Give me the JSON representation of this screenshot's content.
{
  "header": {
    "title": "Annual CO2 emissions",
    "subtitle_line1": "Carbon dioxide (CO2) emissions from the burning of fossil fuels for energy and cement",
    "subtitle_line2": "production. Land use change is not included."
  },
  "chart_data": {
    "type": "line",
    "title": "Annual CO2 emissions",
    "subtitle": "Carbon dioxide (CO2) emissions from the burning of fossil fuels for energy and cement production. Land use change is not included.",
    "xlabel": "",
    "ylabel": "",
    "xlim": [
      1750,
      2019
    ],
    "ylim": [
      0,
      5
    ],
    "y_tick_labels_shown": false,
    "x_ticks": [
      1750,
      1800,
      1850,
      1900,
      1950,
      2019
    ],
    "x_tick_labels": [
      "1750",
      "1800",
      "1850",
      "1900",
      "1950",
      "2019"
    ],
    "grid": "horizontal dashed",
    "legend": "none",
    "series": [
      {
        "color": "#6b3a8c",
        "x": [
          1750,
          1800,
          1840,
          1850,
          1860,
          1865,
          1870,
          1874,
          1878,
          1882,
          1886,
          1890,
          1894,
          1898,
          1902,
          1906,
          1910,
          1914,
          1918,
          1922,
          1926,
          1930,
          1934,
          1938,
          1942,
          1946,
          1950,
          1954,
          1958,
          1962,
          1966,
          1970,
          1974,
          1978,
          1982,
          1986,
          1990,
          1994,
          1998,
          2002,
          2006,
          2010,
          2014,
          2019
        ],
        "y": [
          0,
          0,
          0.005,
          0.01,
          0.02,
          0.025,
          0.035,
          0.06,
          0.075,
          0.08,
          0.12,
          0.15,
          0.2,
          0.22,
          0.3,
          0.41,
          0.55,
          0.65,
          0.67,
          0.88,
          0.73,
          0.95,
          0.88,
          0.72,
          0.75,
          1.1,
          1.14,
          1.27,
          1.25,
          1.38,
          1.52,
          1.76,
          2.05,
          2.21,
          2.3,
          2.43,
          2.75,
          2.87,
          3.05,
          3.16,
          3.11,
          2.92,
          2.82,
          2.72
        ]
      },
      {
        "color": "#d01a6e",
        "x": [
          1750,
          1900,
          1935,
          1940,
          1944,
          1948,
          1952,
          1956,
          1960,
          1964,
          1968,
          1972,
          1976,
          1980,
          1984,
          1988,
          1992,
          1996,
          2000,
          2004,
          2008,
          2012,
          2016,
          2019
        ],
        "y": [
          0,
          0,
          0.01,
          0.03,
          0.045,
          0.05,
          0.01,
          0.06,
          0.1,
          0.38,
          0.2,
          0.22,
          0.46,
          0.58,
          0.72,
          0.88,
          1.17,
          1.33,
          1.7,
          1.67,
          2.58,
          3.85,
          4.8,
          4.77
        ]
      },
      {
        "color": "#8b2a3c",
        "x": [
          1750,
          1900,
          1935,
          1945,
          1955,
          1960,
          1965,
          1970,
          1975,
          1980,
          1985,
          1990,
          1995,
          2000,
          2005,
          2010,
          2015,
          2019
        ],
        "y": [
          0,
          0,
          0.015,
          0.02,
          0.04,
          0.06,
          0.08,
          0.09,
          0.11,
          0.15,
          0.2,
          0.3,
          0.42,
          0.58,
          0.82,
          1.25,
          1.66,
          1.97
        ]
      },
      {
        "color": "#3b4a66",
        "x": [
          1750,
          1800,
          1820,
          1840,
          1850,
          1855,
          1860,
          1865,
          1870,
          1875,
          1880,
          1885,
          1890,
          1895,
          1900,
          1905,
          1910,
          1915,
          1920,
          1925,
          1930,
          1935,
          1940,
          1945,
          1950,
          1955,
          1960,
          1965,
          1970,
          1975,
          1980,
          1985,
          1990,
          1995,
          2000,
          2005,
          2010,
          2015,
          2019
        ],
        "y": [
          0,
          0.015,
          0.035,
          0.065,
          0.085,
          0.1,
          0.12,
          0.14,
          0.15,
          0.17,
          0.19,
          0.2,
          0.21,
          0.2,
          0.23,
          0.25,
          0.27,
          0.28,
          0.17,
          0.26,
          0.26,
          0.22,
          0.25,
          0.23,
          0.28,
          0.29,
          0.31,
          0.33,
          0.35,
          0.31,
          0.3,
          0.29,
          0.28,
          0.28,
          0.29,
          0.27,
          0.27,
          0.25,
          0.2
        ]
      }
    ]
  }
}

***

# YOUR GOAL:
Copy out every line that includes the word "Land".

# FULL OUTPUT:
    "subtitle_line2": "production. Land use change is not included."
    "subtitle": "Carbon dioxide (CO2) emissions from the burning of fossil fuels for energy and cement production. Land use change is not included.",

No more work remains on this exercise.